## WHAT THE EXERCISE ASKS:
Could you filter the records below down to the lines that include the word "curso"?

## INFORMATION PROVIDED:

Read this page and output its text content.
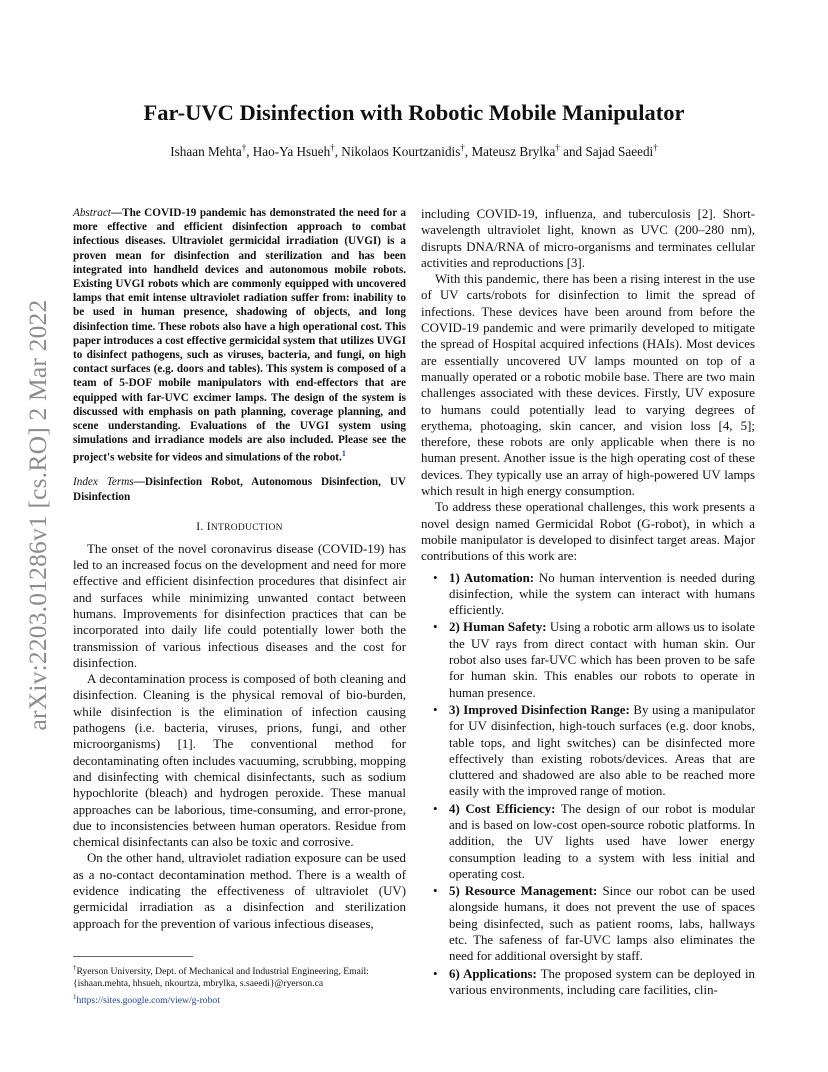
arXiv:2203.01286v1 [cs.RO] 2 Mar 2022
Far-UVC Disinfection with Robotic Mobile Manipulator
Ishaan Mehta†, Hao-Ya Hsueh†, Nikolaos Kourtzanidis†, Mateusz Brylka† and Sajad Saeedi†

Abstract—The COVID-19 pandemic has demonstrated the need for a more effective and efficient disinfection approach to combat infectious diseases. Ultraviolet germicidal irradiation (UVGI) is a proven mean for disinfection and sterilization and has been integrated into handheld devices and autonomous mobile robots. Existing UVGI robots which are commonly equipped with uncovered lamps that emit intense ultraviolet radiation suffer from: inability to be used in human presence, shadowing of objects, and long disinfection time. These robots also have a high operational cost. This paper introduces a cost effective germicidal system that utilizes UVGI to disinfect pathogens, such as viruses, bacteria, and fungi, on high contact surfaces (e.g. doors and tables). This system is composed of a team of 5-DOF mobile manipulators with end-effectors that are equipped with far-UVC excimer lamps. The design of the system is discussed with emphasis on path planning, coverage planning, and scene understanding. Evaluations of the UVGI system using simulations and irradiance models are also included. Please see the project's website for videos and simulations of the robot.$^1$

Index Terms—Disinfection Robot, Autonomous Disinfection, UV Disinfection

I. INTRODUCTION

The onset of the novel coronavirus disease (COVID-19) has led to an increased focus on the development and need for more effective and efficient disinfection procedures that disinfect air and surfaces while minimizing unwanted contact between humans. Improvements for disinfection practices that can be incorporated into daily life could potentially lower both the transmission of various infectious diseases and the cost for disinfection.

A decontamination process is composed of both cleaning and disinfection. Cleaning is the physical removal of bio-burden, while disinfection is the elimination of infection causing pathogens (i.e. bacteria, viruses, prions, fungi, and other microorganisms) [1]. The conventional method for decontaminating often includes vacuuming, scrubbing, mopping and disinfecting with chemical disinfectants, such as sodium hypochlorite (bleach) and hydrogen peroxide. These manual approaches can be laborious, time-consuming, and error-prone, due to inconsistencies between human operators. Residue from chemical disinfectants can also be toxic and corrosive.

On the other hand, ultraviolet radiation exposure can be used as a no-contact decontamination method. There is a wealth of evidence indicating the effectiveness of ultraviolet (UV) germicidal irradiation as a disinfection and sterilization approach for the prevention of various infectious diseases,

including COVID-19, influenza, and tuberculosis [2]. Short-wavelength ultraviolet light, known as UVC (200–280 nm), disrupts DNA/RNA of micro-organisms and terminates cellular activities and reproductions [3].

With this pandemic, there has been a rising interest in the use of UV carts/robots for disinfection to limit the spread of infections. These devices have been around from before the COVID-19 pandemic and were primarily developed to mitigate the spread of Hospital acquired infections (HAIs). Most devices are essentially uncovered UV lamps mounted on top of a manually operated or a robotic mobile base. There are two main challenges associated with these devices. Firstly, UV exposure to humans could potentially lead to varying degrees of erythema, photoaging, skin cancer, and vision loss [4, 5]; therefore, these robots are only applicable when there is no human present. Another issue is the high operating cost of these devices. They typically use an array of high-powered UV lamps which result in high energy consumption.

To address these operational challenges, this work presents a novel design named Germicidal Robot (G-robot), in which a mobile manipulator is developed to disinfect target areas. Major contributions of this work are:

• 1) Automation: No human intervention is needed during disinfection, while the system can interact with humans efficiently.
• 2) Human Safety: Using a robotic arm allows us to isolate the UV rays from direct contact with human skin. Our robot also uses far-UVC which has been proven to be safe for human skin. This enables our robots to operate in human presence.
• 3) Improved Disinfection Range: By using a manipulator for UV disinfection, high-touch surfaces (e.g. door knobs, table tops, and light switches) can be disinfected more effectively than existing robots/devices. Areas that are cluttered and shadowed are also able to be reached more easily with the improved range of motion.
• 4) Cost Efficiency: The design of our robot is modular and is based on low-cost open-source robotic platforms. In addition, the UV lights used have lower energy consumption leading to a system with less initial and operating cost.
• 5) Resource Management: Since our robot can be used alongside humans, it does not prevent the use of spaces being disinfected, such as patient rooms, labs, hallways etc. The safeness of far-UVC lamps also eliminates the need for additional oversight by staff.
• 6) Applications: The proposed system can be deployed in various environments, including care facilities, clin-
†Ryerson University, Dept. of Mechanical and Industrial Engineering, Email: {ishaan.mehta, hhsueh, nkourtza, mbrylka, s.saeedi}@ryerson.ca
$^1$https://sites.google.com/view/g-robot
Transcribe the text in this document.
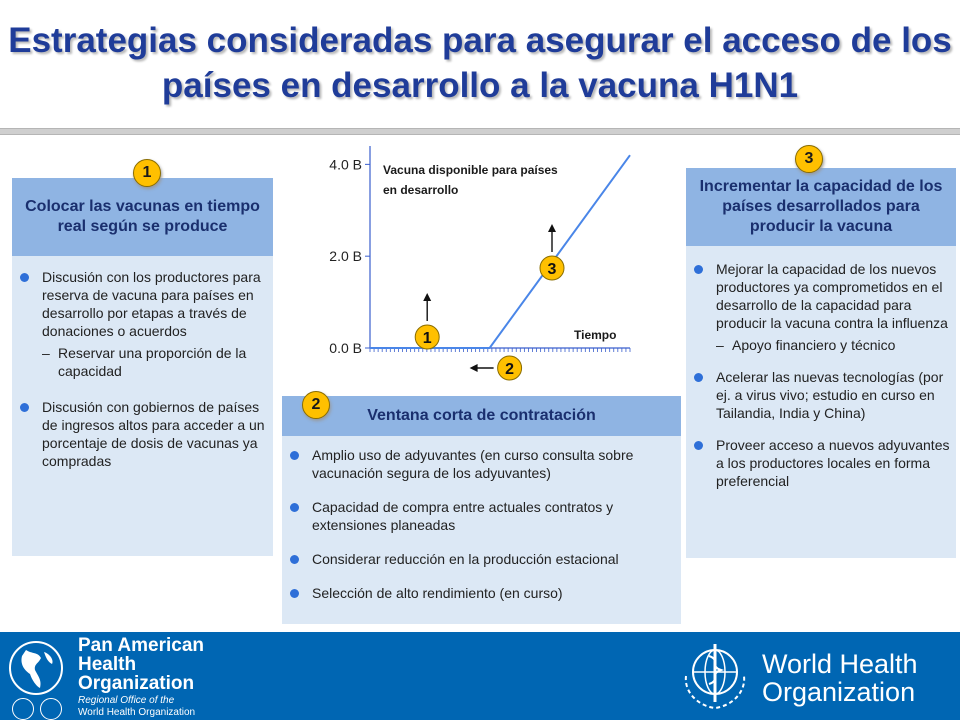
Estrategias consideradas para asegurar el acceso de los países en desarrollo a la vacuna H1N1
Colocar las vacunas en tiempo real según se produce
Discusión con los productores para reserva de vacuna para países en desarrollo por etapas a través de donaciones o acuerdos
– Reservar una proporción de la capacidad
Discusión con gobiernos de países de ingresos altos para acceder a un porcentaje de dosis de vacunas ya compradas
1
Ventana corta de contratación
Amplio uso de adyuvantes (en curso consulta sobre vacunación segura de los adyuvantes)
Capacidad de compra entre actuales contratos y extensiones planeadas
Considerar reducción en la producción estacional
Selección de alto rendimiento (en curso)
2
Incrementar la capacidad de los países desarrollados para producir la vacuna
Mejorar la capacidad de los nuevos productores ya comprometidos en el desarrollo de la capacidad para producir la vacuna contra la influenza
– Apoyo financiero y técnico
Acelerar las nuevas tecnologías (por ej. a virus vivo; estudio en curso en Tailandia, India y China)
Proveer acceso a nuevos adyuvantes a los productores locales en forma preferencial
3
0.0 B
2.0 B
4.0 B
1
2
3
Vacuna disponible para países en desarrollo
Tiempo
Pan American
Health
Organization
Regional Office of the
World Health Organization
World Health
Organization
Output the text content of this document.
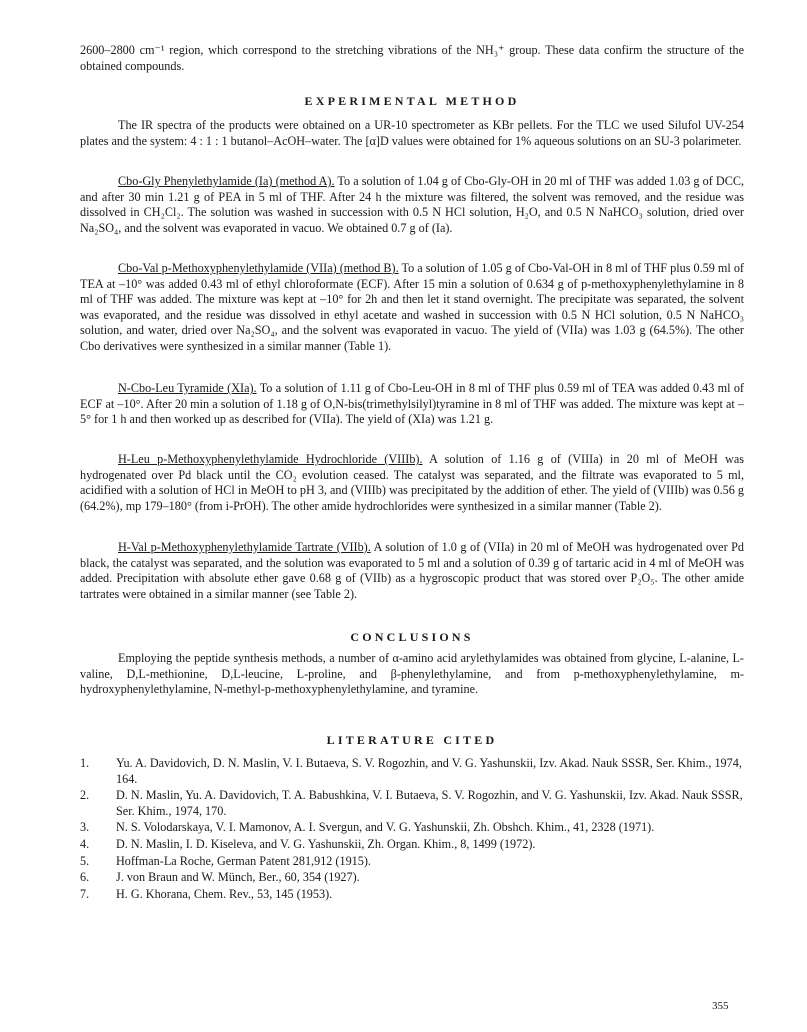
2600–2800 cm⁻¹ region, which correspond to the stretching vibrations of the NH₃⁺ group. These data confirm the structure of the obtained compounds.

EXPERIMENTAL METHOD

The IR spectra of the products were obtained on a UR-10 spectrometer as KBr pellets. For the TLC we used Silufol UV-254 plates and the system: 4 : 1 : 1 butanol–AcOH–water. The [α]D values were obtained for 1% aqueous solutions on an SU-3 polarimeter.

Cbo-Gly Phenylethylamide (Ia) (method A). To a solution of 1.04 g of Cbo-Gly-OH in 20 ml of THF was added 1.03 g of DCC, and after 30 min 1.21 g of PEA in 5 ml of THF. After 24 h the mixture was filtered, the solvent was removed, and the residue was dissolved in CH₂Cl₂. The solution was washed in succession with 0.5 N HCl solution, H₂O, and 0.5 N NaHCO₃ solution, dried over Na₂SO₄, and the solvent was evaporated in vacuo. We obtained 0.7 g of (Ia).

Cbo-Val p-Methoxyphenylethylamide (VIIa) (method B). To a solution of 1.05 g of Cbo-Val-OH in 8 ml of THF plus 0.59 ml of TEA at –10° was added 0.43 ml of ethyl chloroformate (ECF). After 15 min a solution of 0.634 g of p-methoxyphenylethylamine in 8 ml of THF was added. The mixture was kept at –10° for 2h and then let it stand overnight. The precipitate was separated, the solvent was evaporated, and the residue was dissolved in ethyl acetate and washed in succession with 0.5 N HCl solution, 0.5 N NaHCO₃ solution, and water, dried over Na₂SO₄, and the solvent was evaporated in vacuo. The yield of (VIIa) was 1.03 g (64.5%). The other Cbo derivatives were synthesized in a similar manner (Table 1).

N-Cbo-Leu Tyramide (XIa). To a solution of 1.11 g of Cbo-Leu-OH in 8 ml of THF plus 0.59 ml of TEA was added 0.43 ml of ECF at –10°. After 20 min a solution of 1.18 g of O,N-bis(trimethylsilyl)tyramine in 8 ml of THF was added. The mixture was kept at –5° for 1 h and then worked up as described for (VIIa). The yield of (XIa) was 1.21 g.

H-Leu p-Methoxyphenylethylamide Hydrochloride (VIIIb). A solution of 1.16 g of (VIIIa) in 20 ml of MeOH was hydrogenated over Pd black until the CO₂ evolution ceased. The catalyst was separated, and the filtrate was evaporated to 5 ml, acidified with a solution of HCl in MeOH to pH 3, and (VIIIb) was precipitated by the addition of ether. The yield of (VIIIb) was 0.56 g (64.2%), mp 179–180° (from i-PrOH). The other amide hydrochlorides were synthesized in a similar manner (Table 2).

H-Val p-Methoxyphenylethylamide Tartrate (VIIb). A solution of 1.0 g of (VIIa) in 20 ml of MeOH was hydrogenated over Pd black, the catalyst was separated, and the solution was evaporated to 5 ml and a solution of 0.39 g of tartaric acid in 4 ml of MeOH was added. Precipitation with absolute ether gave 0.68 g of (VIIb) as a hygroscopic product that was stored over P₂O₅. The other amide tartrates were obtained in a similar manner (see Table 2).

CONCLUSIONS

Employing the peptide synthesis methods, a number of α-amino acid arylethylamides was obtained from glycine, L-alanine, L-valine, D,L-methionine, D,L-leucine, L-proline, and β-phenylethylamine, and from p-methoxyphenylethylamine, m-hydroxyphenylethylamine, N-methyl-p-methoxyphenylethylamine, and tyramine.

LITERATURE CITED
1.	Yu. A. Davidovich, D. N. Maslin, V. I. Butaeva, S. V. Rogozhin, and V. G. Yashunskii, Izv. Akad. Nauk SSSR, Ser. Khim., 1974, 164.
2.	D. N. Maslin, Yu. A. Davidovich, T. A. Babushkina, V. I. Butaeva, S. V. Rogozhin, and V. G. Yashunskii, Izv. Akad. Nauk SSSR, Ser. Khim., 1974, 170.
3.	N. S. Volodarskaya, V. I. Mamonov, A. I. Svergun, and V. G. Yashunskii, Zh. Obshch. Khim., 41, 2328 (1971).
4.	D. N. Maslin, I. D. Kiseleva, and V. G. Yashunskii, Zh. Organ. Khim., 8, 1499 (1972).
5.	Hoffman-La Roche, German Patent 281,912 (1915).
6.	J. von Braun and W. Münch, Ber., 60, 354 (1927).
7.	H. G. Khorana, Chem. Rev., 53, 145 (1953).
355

## EXERCISE SOLUTION:
Amplio uso de adyuvantes (en curso consulta sobre vacunación segura de los adyuvantes)
Selección de alto rendimiento (en curso)
Acelerar las nuevas tecnologías (por ej. a virus vivo; estudio en curso en Tailandia, India y China)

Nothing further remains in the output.